#### Task statement:
Retype all material exactly. Pictures stay out of the copy.

#### Dataset content:
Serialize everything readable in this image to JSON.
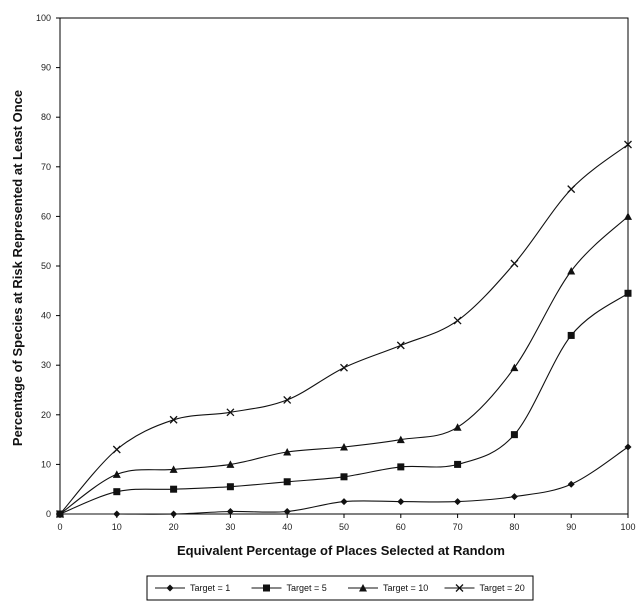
{
  "chart_data": {
    "type": "line",
    "xlabel": "Equivalent Percentage of Places Selected at Random",
    "ylabel": "Percentage of Species at Risk Represented at Least Once",
    "x": [
      0,
      10,
      20,
      30,
      40,
      50,
      60,
      70,
      80,
      90,
      100
    ],
    "xlim": [
      0,
      100
    ],
    "ylim": [
      0,
      100
    ],
    "x_ticks": [
      0,
      10,
      20,
      30,
      40,
      50,
      60,
      70,
      80,
      90,
      100
    ],
    "y_ticks": [
      0,
      10,
      20,
      30,
      40,
      50,
      60,
      70,
      80,
      90,
      100
    ],
    "grid": false,
    "legend_position": "bottom",
    "series": [
      {
        "name": "Target = 1",
        "marker": "diamond",
        "values": [
          0,
          0,
          0,
          0.5,
          0.5,
          2.5,
          2.5,
          2.5,
          3.5,
          6,
          13.5
        ]
      },
      {
        "name": "Target = 5",
        "marker": "square",
        "values": [
          0,
          4.5,
          5,
          5.5,
          6.5,
          7.5,
          9.5,
          10,
          16,
          36,
          44.5
        ]
      },
      {
        "name": "Target = 10",
        "marker": "triangle",
        "values": [
          0,
          8,
          9,
          10,
          12.5,
          13.5,
          15,
          17.5,
          29.5,
          49,
          60
        ]
      },
      {
        "name": "Target = 20",
        "marker": "x",
        "values": [
          0,
          13,
          19,
          20.5,
          23,
          29.5,
          34,
          39,
          50.5,
          65.5,
          74.5
        ]
      }
    ],
    "colors": {
      "line": "#111111",
      "axis": "#000000",
      "background": "#ffffff"
    }
  }
}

#### Solution to this exercise:
Serialize everything readable in this image to JSON.
{
  "chart_data": {
    "type": "line",
    "xlabel": "Equivalent Percentage of Places Selected at Random",
    "ylabel": "Percentage of Species at Risk Represented at Least Once",
    "x": [
      0,
      10,
      20,
      30,
      40,
      50,
      60,
      70,
      80,
      90,
      100
    ],
    "xlim": [
      0,
      100
    ],
    "ylim": [
      0,
      100
    ],
    "x_ticks": [
      0,
      10,
      20,
      30,
      40,
      50,
      60,
      70,
      80,
      90,
      100
    ],
    "y_ticks": [
      0,
      10,
      20,
      30,
      40,
      50,
      60,
      70,
      80,
      90,
      100
    ],
    "grid": false,
    "legend_position": "bottom",
    "series": [
      {
        "name": "Target = 1",
        "marker": "diamond",
        "values": [
          0,
          0,
          0,
          0.5,
          0.5,
          2.5,
          2.5,
          2.5,
          3.5,
          6,
          13.5
        ]
      },
      {
        "name": "Target = 5",
        "marker": "square",
        "values": [
          0,
          4.5,
          5,
          5.5,
          6.5,
          7.5,
          9.5,
          10,
          16,
          36,
          44.5
        ]
      },
      {
        "name": "Target = 10",
        "marker": "triangle",
        "values": [
          0,
          8,
          9,
          10,
          12.5,
          13.5,
          15,
          17.5,
          29.5,
          49,
          60
        ]
      },
      {
        "name": "Target = 20",
        "marker": "x",
        "values": [
          0,
          13,
          19,
          20.5,
          23,
          29.5,
          34,
          39,
          50.5,
          65.5,
          74.5
        ]
      }
    ],
    "colors": {
      "line": "#111111",
      "axis": "#000000",
      "background": "#ffffff"
    }
  }
}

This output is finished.